# [Task objective]
Copy out all the records, word for word.

# [Excerpted records]
START

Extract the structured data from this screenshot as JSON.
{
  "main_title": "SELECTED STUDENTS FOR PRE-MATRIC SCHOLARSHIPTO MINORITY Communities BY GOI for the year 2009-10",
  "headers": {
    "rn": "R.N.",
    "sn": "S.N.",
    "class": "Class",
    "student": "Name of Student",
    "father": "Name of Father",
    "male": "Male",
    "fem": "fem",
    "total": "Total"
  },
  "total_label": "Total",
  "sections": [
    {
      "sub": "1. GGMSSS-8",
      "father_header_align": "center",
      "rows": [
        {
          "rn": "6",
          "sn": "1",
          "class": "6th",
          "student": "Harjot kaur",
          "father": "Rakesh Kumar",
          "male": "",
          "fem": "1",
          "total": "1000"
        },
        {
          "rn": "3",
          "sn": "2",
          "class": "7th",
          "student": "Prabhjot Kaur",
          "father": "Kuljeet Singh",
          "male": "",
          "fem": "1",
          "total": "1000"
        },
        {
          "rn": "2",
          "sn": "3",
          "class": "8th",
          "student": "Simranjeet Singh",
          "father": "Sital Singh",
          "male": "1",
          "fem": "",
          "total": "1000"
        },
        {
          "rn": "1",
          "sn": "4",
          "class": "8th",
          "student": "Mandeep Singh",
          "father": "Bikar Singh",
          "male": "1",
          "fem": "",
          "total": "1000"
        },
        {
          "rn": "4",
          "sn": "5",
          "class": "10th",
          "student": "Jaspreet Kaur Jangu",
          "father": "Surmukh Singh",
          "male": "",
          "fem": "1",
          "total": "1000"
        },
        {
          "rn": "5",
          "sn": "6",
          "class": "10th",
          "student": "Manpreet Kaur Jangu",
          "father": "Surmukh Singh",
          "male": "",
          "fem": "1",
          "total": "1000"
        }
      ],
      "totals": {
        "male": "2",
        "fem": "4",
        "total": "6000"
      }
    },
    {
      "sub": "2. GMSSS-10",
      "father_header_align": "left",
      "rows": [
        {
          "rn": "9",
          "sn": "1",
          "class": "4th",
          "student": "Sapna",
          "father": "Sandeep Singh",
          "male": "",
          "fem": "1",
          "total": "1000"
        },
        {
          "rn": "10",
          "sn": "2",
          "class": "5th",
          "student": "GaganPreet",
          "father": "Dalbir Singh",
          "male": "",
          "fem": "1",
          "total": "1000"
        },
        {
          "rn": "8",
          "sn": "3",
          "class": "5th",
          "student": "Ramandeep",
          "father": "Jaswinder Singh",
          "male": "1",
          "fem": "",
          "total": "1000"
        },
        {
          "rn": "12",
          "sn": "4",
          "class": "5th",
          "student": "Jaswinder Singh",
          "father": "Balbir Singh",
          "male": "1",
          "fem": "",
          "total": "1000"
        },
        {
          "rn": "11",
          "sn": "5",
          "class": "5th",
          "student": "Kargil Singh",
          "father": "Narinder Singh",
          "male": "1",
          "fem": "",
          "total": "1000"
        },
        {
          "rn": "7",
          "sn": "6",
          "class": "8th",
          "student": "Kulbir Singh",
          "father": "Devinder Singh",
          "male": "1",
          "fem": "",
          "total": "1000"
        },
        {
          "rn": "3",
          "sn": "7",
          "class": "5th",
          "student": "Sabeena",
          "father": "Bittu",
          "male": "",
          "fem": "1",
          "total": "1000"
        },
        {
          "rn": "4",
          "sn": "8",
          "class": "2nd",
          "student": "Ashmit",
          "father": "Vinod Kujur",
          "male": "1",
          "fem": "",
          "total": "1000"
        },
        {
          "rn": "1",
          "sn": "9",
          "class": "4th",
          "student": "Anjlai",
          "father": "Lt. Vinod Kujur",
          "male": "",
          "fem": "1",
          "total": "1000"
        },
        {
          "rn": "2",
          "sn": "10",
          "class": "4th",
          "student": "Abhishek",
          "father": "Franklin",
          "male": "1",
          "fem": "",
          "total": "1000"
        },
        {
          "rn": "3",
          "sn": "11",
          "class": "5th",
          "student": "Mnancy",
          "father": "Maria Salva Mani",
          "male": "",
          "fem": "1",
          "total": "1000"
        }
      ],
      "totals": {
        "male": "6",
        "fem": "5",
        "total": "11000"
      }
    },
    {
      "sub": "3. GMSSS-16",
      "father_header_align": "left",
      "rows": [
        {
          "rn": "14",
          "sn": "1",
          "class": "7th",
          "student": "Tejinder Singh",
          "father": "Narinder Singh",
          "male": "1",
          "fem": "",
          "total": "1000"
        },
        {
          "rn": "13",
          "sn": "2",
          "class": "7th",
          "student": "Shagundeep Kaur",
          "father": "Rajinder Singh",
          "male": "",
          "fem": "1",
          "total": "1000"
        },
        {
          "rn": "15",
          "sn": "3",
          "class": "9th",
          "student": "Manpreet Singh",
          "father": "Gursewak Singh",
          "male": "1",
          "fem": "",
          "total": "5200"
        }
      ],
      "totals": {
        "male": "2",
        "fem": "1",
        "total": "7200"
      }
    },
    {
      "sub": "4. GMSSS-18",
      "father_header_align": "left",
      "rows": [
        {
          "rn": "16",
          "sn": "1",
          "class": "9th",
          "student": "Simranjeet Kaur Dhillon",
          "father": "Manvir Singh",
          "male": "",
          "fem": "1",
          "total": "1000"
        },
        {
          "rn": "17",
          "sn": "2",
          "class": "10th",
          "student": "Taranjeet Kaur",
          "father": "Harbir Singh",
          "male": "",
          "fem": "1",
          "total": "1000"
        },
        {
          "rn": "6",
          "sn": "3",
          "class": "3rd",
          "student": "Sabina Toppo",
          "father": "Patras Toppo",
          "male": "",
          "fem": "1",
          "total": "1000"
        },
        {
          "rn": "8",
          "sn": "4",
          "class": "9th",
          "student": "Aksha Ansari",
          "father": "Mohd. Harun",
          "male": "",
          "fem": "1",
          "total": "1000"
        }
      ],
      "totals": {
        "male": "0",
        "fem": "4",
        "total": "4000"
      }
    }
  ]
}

END

# [Full response]
Extract the structured data from this screenshot as JSON.
{
  "main_title": "SELECTED STUDENTS FOR PRE-MATRIC SCHOLARSHIPTO MINORITY Communities BY GOI for the year 2009-10",
  "headers": {
    "rn": "R.N.",
    "sn": "S.N.",
    "class": "Class",
    "student": "Name of Student",
    "father": "Name of Father",
    "male": "Male",
    "fem": "fem",
    "total": "Total"
  },
  "total_label": "Total",
  "sections": [
    {
      "sub": "1. GGMSSS-8",
      "father_header_align": "center",
      "rows": [
        {
          "rn": "6",
          "sn": "1",
          "class": "6th",
          "student": "Harjot kaur",
          "father": "Rakesh Kumar",
          "male": "",
          "fem": "1",
          "total": "1000"
        },
        {
          "rn": "3",
          "sn": "2",
          "class": "7th",
          "student": "Prabhjot Kaur",
          "father": "Kuljeet Singh",
          "male": "",
          "fem": "1",
          "total": "1000"
        },
        {
          "rn": "2",
          "sn": "3",
          "class": "8th",
          "student": "Simranjeet Singh",
          "father": "Sital Singh",
          "male": "1",
          "fem": "",
          "total": "1000"
        },
        {
          "rn": "1",
          "sn": "4",
          "class": "8th",
          "student": "Mandeep Singh",
          "father": "Bikar Singh",
          "male": "1",
          "fem": "",
          "total": "1000"
        },
        {
          "rn": "4",
          "sn": "5",
          "class": "10th",
          "student": "Jaspreet Kaur Jangu",
          "father": "Surmukh Singh",
          "male": "",
          "fem": "1",
          "total": "1000"
        },
        {
          "rn": "5",
          "sn": "6",
          "class": "10th",
          "student": "Manpreet Kaur Jangu",
          "father": "Surmukh Singh",
          "male": "",
          "fem": "1",
          "total": "1000"
        }
      ],
      "totals": {
        "male": "2",
        "fem": "4",
        "total": "6000"
      }
    },
    {
      "sub": "2. GMSSS-10",
      "father_header_align": "left",
      "rows": [
        {
          "rn": "9",
          "sn": "1",
          "class": "4th",
          "student": "Sapna",
          "father": "Sandeep Singh",
          "male": "",
          "fem": "1",
          "total": "1000"
        },
        {
          "rn": "10",
          "sn": "2",
          "class": "5th",
          "student": "GaganPreet",
          "father": "Dalbir Singh",
          "male": "",
          "fem": "1",
          "total": "1000"
        },
        {
          "rn": "8",
          "sn": "3",
          "class": "5th",
          "student": "Ramandeep",
          "father": "Jaswinder Singh",
          "male": "1",
          "fem": "",
          "total": "1000"
        },
        {
          "rn": "12",
          "sn": "4",
          "class": "5th",
          "student": "Jaswinder Singh",
          "father": "Balbir Singh",
          "male": "1",
          "fem": "",
          "total": "1000"
        },
        {
          "rn": "11",
          "sn": "5",
          "class": "5th",
          "student": "Kargil Singh",
          "father": "Narinder Singh",
          "male": "1",
          "fem": "",
          "total": "1000"
        },
        {
          "rn": "7",
          "sn": "6",
          "class": "8th",
          "student": "Kulbir Singh",
          "father": "Devinder Singh",
          "male": "1",
          "fem": "",
          "total": "1000"
        },
        {
          "rn": "3",
          "sn": "7",
          "class": "5th",
          "student": "Sabeena",
          "father": "Bittu",
          "male": "",
          "fem": "1",
          "total": "1000"
        },
        {
          "rn": "4",
          "sn": "8",
          "class": "2nd",
          "student": "Ashmit",
          "father": "Vinod Kujur",
          "male": "1",
          "fem": "",
          "total": "1000"
        },
        {
          "rn": "1",
          "sn": "9",
          "class": "4th",
          "student": "Anjlai",
          "father": "Lt. Vinod Kujur",
          "male": "",
          "fem": "1",
          "total": "1000"
        },
        {
          "rn": "2",
          "sn": "10",
          "class": "4th",
          "student": "Abhishek",
          "father": "Franklin",
          "male": "1",
          "fem": "",
          "total": "1000"
        },
        {
          "rn": "3",
          "sn": "11",
          "class": "5th",
          "student": "Mnancy",
          "father": "Maria Salva Mani",
          "male": "",
          "fem": "1",
          "total": "1000"
        }
      ],
      "totals": {
        "male": "6",
        "fem": "5",
        "total": "11000"
      }
    },
    {
      "sub": "3. GMSSS-16",
      "father_header_align": "left",
      "rows": [
        {
          "rn": "14",
          "sn": "1",
          "class": "7th",
          "student": "Tejinder Singh",
          "father": "Narinder Singh",
          "male": "1",
          "fem": "",
          "total": "1000"
        },
        {
          "rn": "13",
          "sn": "2",
          "class": "7th",
          "student": "Shagundeep Kaur",
          "father": "Rajinder Singh",
          "male": "",
          "fem": "1",
          "total": "1000"
        },
        {
          "rn": "15",
          "sn": "3",
          "class": "9th",
          "student": "Manpreet Singh",
          "father": "Gursewak Singh",
          "male": "1",
          "fem": "",
          "total": "5200"
        }
      ],
      "totals": {
        "male": "2",
        "fem": "1",
        "total": "7200"
      }
    },
    {
      "sub": "4. GMSSS-18",
      "father_header_align": "left",
      "rows": [
        {
          "rn": "16",
          "sn": "1",
          "class": "9th",
          "student": "Simranjeet Kaur Dhillon",
          "father": "Manvir Singh",
          "male": "",
          "fem": "1",
          "total": "1000"
        },
        {
          "rn": "17",
          "sn": "2",
          "class": "10th",
          "student": "Taranjeet Kaur",
          "father": "Harbir Singh",
          "male": "",
          "fem": "1",
          "total": "1000"
        },
        {
          "rn": "6",
          "sn": "3",
          "class": "3rd",
          "student": "Sabina Toppo",
          "father": "Patras Toppo",
          "male": "",
          "fem": "1",
          "total": "1000"
        },
        {
          "rn": "8",
          "sn": "4",
          "class": "9th",
          "student": "Aksha Ansari",
          "father": "Mohd. Harun",
          "male": "",
          "fem": "1",
          "total": "1000"
        }
      ],
      "totals": {
        "male": "0",
        "fem": "4",
        "total": "4000"
      }
    }
  ]
}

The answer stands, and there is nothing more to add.